Stated task
Copy out the entries in full and with complete accuracy; pictures are excluded.

[Dataset items]
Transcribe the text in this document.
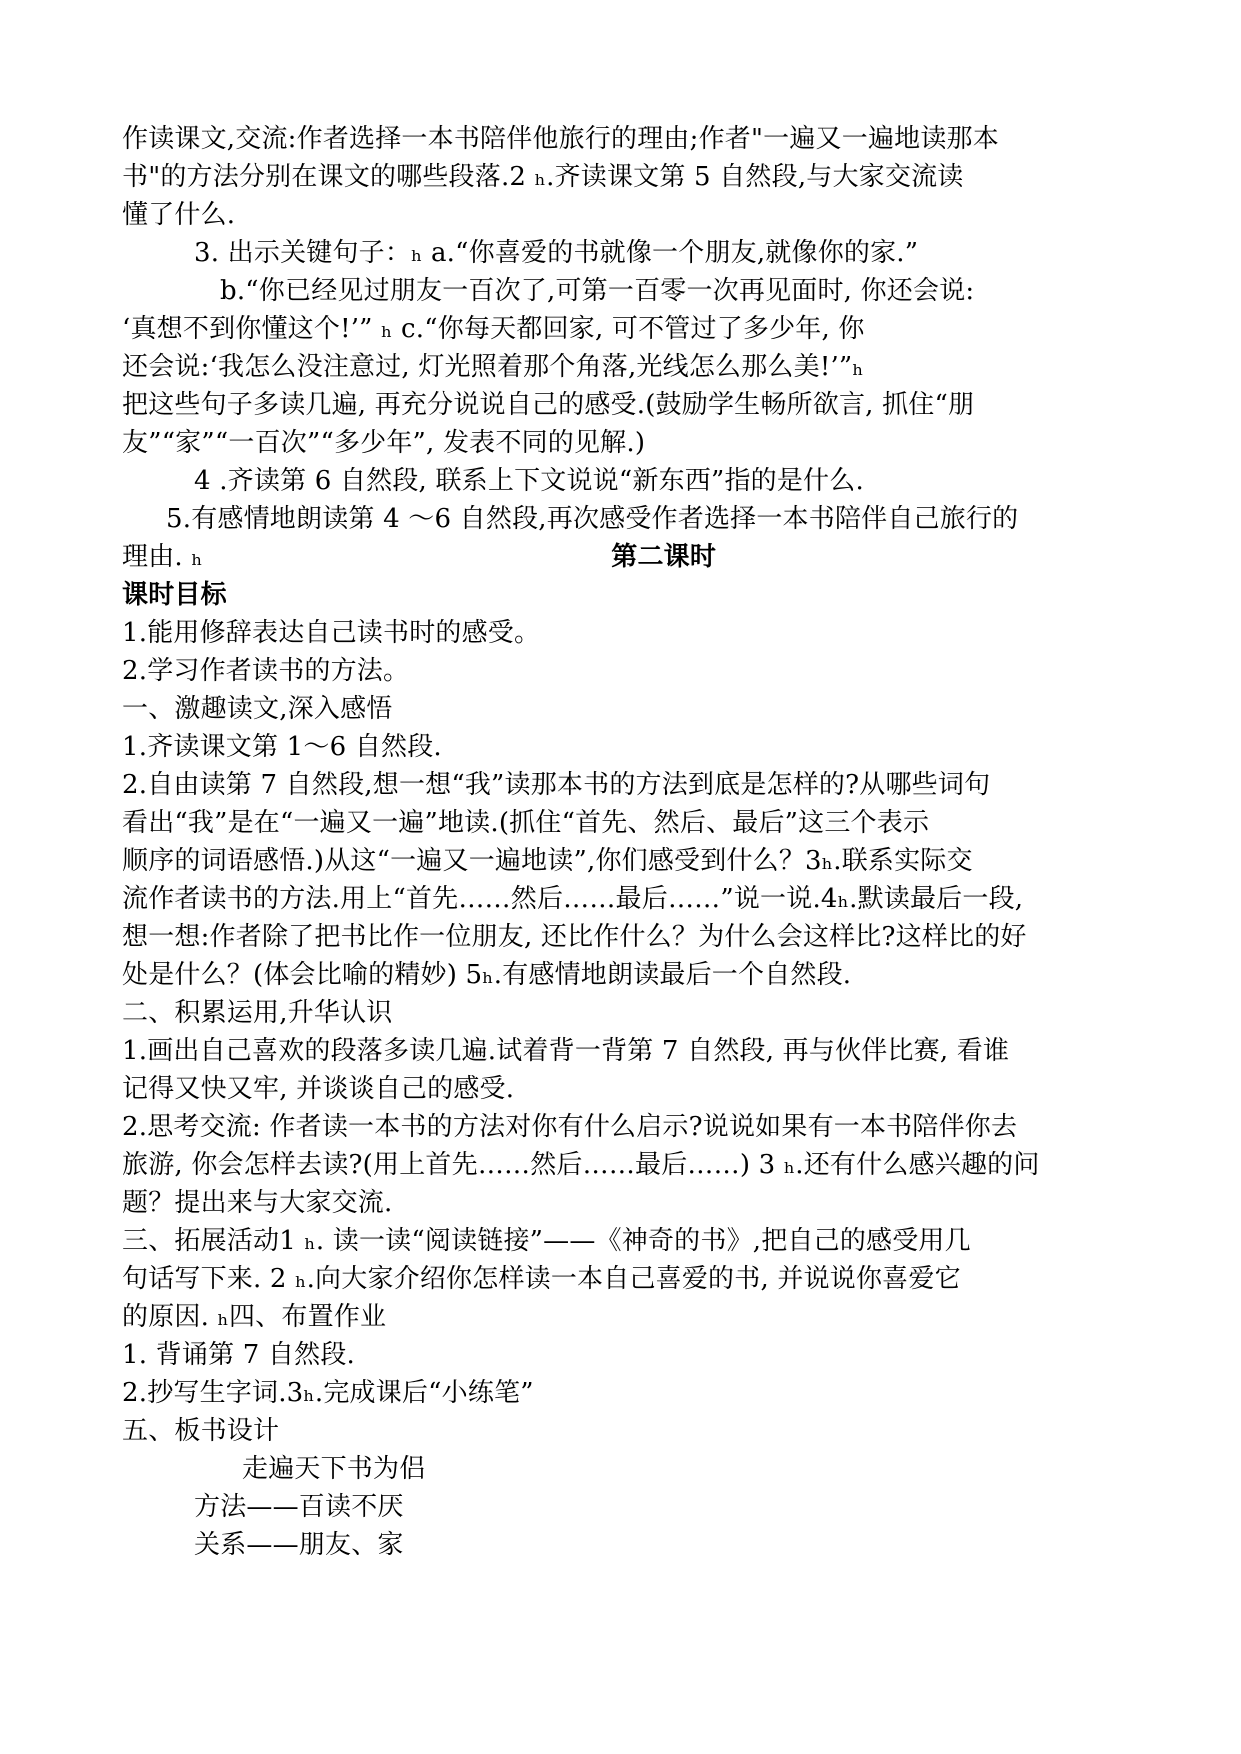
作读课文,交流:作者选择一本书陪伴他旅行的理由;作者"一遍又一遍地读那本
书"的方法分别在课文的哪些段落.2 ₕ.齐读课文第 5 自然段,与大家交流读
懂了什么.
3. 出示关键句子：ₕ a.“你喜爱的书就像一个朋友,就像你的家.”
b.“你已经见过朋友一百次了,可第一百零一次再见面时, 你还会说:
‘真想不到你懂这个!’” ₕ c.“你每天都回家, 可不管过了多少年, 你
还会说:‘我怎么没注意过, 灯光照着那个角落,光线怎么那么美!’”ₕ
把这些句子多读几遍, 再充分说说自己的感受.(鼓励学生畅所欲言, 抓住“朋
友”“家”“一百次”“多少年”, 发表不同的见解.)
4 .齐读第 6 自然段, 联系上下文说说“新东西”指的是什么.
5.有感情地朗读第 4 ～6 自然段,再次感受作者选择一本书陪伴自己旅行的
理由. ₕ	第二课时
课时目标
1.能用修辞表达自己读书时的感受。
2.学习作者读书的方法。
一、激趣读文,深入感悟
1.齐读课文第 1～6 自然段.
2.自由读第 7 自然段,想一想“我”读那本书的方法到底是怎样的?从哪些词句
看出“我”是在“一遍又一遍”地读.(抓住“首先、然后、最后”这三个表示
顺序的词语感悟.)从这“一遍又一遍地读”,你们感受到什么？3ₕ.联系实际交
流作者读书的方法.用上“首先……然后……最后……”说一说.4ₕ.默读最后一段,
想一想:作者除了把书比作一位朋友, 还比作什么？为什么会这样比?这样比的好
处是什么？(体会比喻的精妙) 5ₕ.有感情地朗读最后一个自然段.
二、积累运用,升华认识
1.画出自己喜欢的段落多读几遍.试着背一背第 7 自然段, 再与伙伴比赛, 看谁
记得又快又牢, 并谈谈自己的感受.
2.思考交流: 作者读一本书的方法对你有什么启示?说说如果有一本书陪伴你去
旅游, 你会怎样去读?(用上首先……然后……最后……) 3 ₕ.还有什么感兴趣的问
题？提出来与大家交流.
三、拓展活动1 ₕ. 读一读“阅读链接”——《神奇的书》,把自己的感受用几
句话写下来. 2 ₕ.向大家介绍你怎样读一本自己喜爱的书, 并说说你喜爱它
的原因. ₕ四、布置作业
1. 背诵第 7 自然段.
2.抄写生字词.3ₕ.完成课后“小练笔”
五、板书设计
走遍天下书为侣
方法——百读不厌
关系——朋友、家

Response for this exercise
Transcribe the text in this document.
作读课文,交流:作者选择一本书陪伴他旅行的理由;作者"一遍又一遍地读那本
书"的方法分别在课文的哪些段落.2 ₕ.齐读课文第 5 自然段,与大家交流读
懂了什么.
3. 出示关键句子：ₕ a.“你喜爱的书就像一个朋友,就像你的家.”
b.“你已经见过朋友一百次了,可第一百零一次再见面时, 你还会说:
‘真想不到你懂这个!’” ₕ c.“你每天都回家, 可不管过了多少年, 你
还会说:‘我怎么没注意过, 灯光照着那个角落,光线怎么那么美!’”ₕ
把这些句子多读几遍, 再充分说说自己的感受.(鼓励学生畅所欲言, 抓住“朋
友”“家”“一百次”“多少年”, 发表不同的见解.)
4 .齐读第 6 自然段, 联系上下文说说“新东西”指的是什么.
5.有感情地朗读第 4 ～6 自然段,再次感受作者选择一本书陪伴自己旅行的
理由. ₕ	第二课时
课时目标
1.能用修辞表达自己读书时的感受。
2.学习作者读书的方法。
一、激趣读文,深入感悟
1.齐读课文第 1～6 自然段.
2.自由读第 7 自然段,想一想“我”读那本书的方法到底是怎样的?从哪些词句
看出“我”是在“一遍又一遍”地读.(抓住“首先、然后、最后”这三个表示
顺序的词语感悟.)从这“一遍又一遍地读”,你们感受到什么？3ₕ.联系实际交
流作者读书的方法.用上“首先……然后……最后……”说一说.4ₕ.默读最后一段,
想一想:作者除了把书比作一位朋友, 还比作什么？为什么会这样比?这样比的好
处是什么？(体会比喻的精妙) 5ₕ.有感情地朗读最后一个自然段.
二、积累运用,升华认识
1.画出自己喜欢的段落多读几遍.试着背一背第 7 自然段, 再与伙伴比赛, 看谁
记得又快又牢, 并谈谈自己的感受.
2.思考交流: 作者读一本书的方法对你有什么启示?说说如果有一本书陪伴你去
旅游, 你会怎样去读?(用上首先……然后……最后……) 3 ₕ.还有什么感兴趣的问
题？提出来与大家交流.
三、拓展活动1 ₕ. 读一读“阅读链接”——《神奇的书》,把自己的感受用几
句话写下来. 2 ₕ.向大家介绍你怎样读一本自己喜爱的书, 并说说你喜爱它
的原因. ₕ四、布置作业
1. 背诵第 7 自然段.
2.抄写生字词.3ₕ.完成课后“小练笔”
五、板书设计
走遍天下书为侣
方法——百读不厌
关系——朋友、家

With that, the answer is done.